* _Task statement_: Read the lines below. Copy out any that hold the string "eller".

* _Records to process_:
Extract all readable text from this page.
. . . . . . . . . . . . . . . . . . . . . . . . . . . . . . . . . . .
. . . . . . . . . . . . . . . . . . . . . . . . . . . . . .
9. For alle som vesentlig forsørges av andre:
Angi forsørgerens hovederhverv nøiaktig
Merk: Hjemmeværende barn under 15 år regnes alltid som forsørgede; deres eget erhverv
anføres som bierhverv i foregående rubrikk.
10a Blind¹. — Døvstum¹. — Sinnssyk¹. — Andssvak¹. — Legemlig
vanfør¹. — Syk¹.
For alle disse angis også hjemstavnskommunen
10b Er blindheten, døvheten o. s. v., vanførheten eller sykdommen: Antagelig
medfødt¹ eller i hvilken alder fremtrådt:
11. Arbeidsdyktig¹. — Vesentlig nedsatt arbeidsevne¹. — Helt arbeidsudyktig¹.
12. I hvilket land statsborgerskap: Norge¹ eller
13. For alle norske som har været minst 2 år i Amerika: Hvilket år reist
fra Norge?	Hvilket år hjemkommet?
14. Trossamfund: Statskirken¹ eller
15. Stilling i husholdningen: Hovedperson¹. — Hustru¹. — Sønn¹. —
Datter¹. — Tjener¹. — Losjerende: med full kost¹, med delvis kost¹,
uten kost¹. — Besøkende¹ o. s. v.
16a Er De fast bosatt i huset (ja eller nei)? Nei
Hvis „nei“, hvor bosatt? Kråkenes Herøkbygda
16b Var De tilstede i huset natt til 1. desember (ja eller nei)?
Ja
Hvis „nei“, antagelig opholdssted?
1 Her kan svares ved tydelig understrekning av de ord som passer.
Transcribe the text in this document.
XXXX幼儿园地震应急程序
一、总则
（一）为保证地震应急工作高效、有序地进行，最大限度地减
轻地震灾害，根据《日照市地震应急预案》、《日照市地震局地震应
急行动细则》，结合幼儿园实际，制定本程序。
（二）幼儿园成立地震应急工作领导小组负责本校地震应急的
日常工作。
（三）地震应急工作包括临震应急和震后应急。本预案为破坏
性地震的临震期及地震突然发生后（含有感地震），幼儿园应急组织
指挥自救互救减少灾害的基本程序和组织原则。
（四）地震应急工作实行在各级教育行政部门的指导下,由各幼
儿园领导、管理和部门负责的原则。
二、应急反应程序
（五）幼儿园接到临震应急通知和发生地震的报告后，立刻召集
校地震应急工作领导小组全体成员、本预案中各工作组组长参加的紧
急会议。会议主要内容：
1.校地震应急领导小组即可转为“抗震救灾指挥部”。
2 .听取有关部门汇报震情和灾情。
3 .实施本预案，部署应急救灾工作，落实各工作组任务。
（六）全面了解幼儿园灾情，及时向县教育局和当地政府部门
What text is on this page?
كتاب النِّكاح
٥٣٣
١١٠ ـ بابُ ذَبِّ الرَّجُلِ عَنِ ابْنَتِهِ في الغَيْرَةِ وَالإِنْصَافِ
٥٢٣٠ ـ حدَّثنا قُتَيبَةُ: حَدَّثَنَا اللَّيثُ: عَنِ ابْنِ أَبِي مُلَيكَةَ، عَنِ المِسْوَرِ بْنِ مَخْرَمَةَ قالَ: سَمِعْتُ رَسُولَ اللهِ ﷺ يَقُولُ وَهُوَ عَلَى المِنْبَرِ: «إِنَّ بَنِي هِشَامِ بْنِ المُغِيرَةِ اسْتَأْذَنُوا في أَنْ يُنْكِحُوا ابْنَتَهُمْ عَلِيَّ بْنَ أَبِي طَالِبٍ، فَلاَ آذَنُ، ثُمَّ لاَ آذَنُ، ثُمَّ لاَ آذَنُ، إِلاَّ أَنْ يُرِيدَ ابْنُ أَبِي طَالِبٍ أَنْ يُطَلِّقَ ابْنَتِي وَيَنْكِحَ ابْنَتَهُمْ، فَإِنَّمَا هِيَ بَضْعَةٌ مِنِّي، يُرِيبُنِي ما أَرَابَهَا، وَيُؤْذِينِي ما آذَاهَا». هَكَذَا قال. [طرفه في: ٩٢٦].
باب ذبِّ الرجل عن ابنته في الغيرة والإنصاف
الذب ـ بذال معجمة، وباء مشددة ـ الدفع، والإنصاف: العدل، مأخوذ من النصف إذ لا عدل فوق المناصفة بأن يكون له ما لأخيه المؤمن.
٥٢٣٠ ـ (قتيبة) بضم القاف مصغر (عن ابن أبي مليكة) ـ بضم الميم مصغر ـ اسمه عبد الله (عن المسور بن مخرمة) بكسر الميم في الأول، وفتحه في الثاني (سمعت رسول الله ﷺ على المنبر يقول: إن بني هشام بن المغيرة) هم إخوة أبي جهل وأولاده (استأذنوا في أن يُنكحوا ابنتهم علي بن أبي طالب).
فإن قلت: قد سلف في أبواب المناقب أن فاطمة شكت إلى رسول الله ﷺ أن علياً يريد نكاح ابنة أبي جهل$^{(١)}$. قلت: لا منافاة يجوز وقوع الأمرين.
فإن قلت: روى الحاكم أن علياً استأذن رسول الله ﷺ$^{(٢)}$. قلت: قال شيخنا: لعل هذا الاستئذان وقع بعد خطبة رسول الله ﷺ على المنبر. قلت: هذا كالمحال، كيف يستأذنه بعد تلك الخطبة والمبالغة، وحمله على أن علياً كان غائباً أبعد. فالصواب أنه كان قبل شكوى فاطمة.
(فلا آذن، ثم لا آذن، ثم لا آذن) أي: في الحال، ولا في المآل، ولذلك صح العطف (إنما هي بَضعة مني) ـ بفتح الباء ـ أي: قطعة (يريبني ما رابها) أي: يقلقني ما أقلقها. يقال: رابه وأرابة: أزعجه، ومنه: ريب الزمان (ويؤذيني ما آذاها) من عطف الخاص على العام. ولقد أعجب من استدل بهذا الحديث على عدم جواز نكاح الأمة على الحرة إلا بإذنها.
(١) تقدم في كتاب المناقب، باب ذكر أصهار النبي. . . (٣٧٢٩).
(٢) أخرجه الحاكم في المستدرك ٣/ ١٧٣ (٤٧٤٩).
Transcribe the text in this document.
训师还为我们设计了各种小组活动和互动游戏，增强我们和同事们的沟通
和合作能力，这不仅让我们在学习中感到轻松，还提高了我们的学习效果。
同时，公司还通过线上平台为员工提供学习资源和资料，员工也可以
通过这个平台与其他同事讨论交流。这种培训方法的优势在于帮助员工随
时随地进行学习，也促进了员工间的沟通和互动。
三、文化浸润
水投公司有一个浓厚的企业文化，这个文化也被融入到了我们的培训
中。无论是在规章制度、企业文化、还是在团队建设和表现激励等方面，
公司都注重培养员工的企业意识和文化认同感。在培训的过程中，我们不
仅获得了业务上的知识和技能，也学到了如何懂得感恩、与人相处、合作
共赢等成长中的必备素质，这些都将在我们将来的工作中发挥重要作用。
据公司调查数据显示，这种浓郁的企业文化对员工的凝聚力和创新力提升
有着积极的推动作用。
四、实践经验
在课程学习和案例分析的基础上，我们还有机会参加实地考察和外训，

* _Solution for this exercise_:
10b Er blindheten, døvheten o. s. v., vanførheten eller sykdommen: Antagelig
medfødt¹ eller i hvilken alder fremtrådt:
12. I hvilket land statsborgerskap: Norge¹ eller
14. Trossamfund: Statskirken¹ eller
16a Er De fast bosatt i huset (ja eller nei)? Nei
16b Var De tilstede i huset natt til 1. desember (ja eller nei)?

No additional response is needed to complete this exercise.